Figure record extracts
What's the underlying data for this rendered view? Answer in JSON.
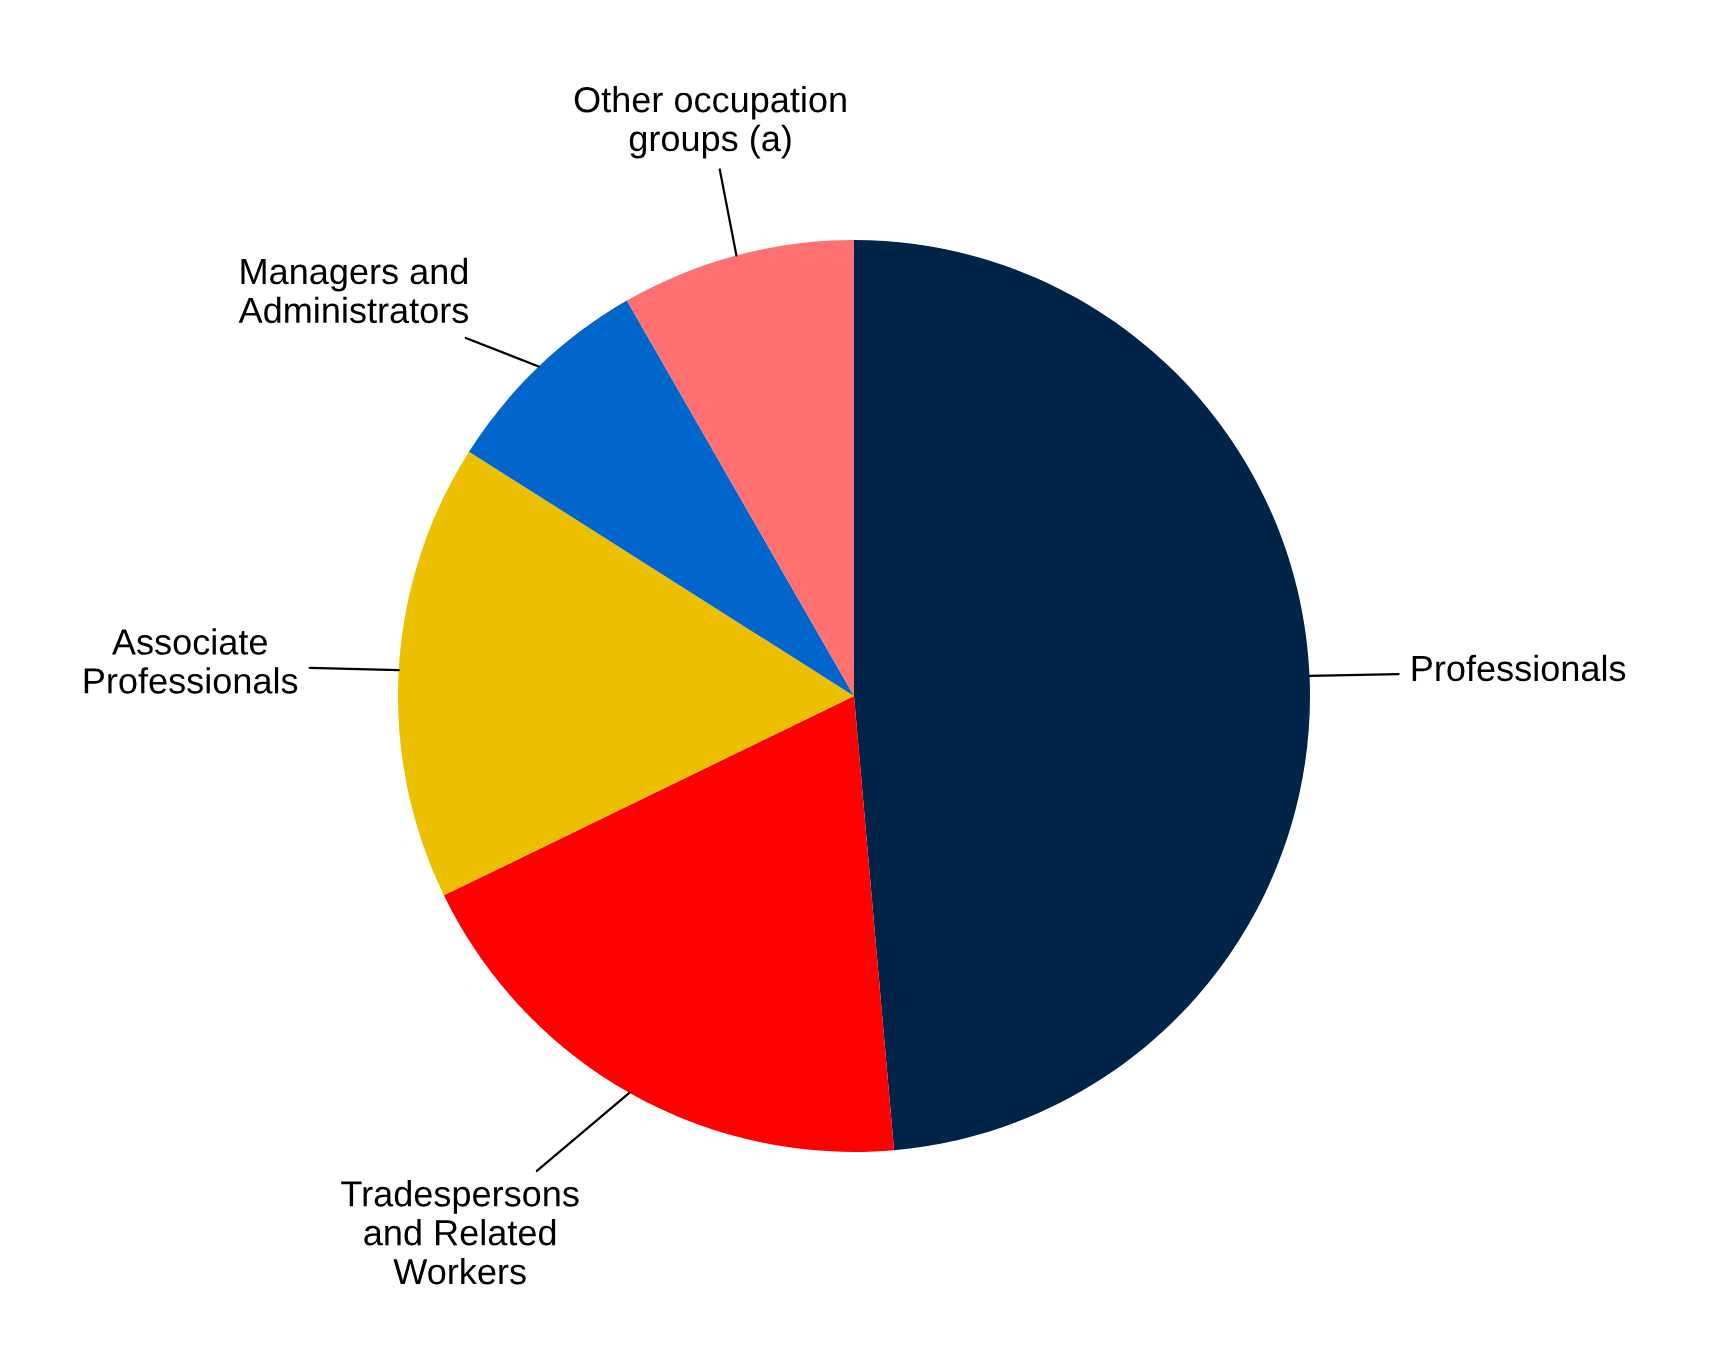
{
  "chart_data": {
    "type": "pie",
    "categories": [
      "Professionals",
      "Tradespersons\nand Related\nWorkers",
      "Associate\nProfessionals",
      "Managers and\nAdministrators",
      "Other occupation\ngroups (a)"
    ],
    "values": [
      48.6,
      19.2,
      16.2,
      7.7,
      8.3
    ],
    "colors": [
      "#002348",
      "#ff0000",
      "#ecc000",
      "#0066cc",
      "#ff7070"
    ]
  }
}
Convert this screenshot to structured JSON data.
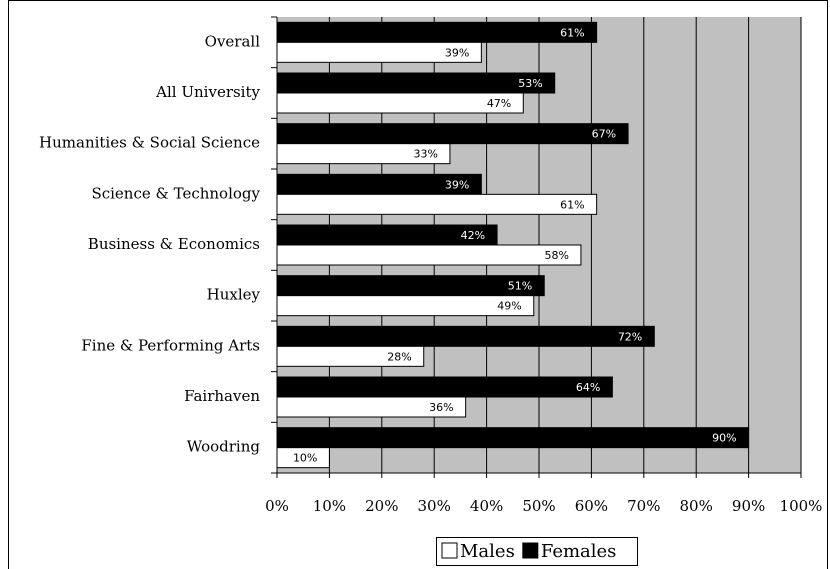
{
  "chart_data": {
    "type": "bar",
    "orientation": "horizontal",
    "categories": [
      "Overall",
      "All University",
      "Humanities & Social Science",
      "Science & Technology",
      "Business & Economics",
      "Huxley",
      "Fine & Performing Arts",
      "Fairhaven",
      "Woodring"
    ],
    "series": [
      {
        "name": "Males",
        "color": "#ffffff",
        "values": [
          39,
          47,
          33,
          61,
          58,
          49,
          28,
          36,
          10
        ],
        "value_labels": [
          "39%",
          "47%",
          "33%",
          "61%",
          "58%",
          "49%",
          "28%",
          "36%",
          "10%"
        ]
      },
      {
        "name": "Females",
        "color": "#000000",
        "values": [
          61,
          53,
          67,
          39,
          42,
          51,
          72,
          64,
          90
        ],
        "value_labels": [
          "61%",
          "53%",
          "67%",
          "39%",
          "42%",
          "51%",
          "72%",
          "64%",
          "90%"
        ]
      }
    ],
    "xlim": [
      0,
      100
    ],
    "xticks": [
      {
        "value": 0,
        "label": "0%"
      },
      {
        "value": 10,
        "label": "10%"
      },
      {
        "value": 20,
        "label": "20%"
      },
      {
        "value": 30,
        "label": "30%"
      },
      {
        "value": 40,
        "label": "40%"
      },
      {
        "value": 50,
        "label": "50%"
      },
      {
        "value": 60,
        "label": "60%"
      },
      {
        "value": 70,
        "label": "70%"
      },
      {
        "value": 80,
        "label": "80%"
      },
      {
        "value": 90,
        "label": "90%"
      },
      {
        "value": 100,
        "label": "100%"
      }
    ],
    "grid": true,
    "legend": "bottom",
    "plot_background": "#c0c0c0"
  }
}
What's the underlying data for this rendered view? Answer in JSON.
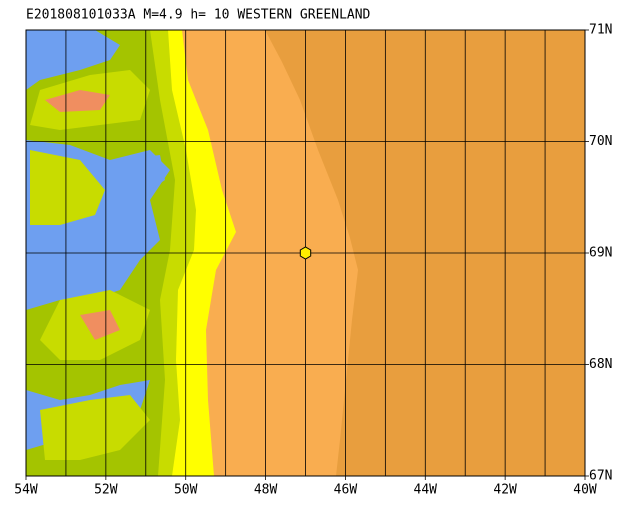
{
  "title": "E201808101033A M=4.9 h= 10 WESTERN GREENLAND",
  "xlim": [
    -54,
    -40
  ],
  "ylim": [
    67,
    71
  ],
  "xticks": [
    {
      "value": -54,
      "label": "54W"
    },
    {
      "value": -52,
      "label": "52W"
    },
    {
      "value": -50,
      "label": "50W"
    },
    {
      "value": -48,
      "label": "48W"
    },
    {
      "value": -46,
      "label": "46W"
    },
    {
      "value": -44,
      "label": "44W"
    },
    {
      "value": -42,
      "label": "42W"
    },
    {
      "value": -40,
      "label": "40W"
    }
  ],
  "yticks": [
    {
      "value": 67,
      "label": "67N"
    },
    {
      "value": 68,
      "label": "68N"
    },
    {
      "value": 69,
      "label": "69N"
    },
    {
      "value": 70,
      "label": "70N"
    },
    {
      "value": 71,
      "label": "71N"
    }
  ],
  "grid_lons": [
    -53,
    -52,
    -51,
    -50,
    -49,
    -48,
    -47,
    -46,
    -45,
    -44,
    -43,
    -42,
    -41
  ],
  "grid_lats": [
    68,
    69,
    70
  ],
  "epicenter": {
    "lon": -47,
    "lat": 69,
    "color": "#ffee00"
  }
}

*Problem description*.
Print the full listing exactly, dropping the pictures.

*Task result*.
What's the underlying data for this rendered view? Answer in JSON.
{
  "chart_data": {
    "type": "pie",
    "categories": [
      "Professionals",
      "Tradespersons\nand Related\nWorkers",
      "Associate\nProfessionals",
      "Managers and\nAdministrators",
      "Other occupation\ngroups (a)"
    ],
    "values": [
      48.6,
      19.2,
      16.2,
      7.7,
      8.3
    ],
    "colors": [
      "#002348",
      "#ff0000",
      "#ecc000",
      "#0066cc",
      "#ff7070"
    ]
  }
}
Convert this screenshot to structured JSON data.
{
  "chart_data": {
    "type": "bar",
    "orientation": "horizontal",
    "categories": [
      "Overall",
      "All University",
      "Humanities & Social Science",
      "Science & Technology",
      "Business & Economics",
      "Huxley",
      "Fine & Performing Arts",
      "Fairhaven",
      "Woodring"
    ],
    "series": [
      {
        "name": "Males",
        "color": "#ffffff",
        "values": [
          39,
          47,
          33,
          61,
          58,
          49,
          28,
          36,
          10
        ],
        "value_labels": [
          "39%",
          "47%",
          "33%",
          "61%",
          "58%",
          "49%",
          "28%",
          "36%",
          "10%"
        ]
      },
      {
        "name": "Females",
        "color": "#000000",
        "values": [
          61,
          53,
          67,
          39,
          42,
          51,
          72,
          64,
          90
        ],
        "value_labels": [
          "61%",
          "53%",
          "67%",
          "39%",
          "42%",
          "51%",
          "72%",
          "64%",
          "90%"
        ]
      }
    ],
    "xlim": [
      0,
      100
    ],
    "xticks": [
      {
        "value": 0,
        "label": "0%"
      },
      {
        "value": 10,
        "label": "10%"
      },
      {
        "value": 20,
        "label": "20%"
      },
      {
        "value": 30,
        "label": "30%"
      },
      {
        "value": 40,
        "label": "40%"
      },
      {
        "value": 50,
        "label": "50%"
      },
      {
        "value": 60,
        "label": "60%"
      },
      {
        "value": 70,
        "label": "70%"
      },
      {
        "value": 80,
        "label": "80%"
      },
      {
        "value": 90,
        "label": "90%"
      },
      {
        "value": 100,
        "label": "100%"
      }
    ],
    "grid": true,
    "legend": "bottom",
    "plot_background": "#c0c0c0"
  }
}
What's the underlying data for this rendered view? Answer in JSON.
{
  "title": "E201808101033A M=4.9 h= 10 WESTERN GREENLAND",
  "xlim": [
    -54,
    -40
  ],
  "ylim": [
    67,
    71
  ],
  "xticks": [
    {
      "value": -54,
      "label": "54W"
    },
    {
      "value": -52,
      "label": "52W"
    },
    {
      "value": -50,
      "label": "50W"
    },
    {
      "value": -48,
      "label": "48W"
    },
    {
      "value": -46,
      "label": "46W"
    },
    {
      "value": -44,
      "label": "44W"
    },
    {
      "value": -42,
      "label": "42W"
    },
    {
      "value": -40,
      "label": "40W"
    }
  ],
  "yticks": [
    {
      "value": 67,
      "label": "67N"
    },
    {
      "value": 68,
      "label": "68N"
    },
    {
      "value": 69,
      "label": "69N"
    },
    {
      "value": 70,
      "label": "70N"
    },
    {
      "value": 71,
      "label": "71N"
    }
  ],
  "grid_lons": [
    -53,
    -52,
    -51,
    -50,
    -49,
    -48,
    -47,
    -46,
    -45,
    -44,
    -43,
    -42,
    -41
  ],
  "grid_lats": [
    68,
    69,
    70
  ],
  "epicenter": {
    "lon": -47,
    "lat": 69,
    "color": "#ffee00"
  }
}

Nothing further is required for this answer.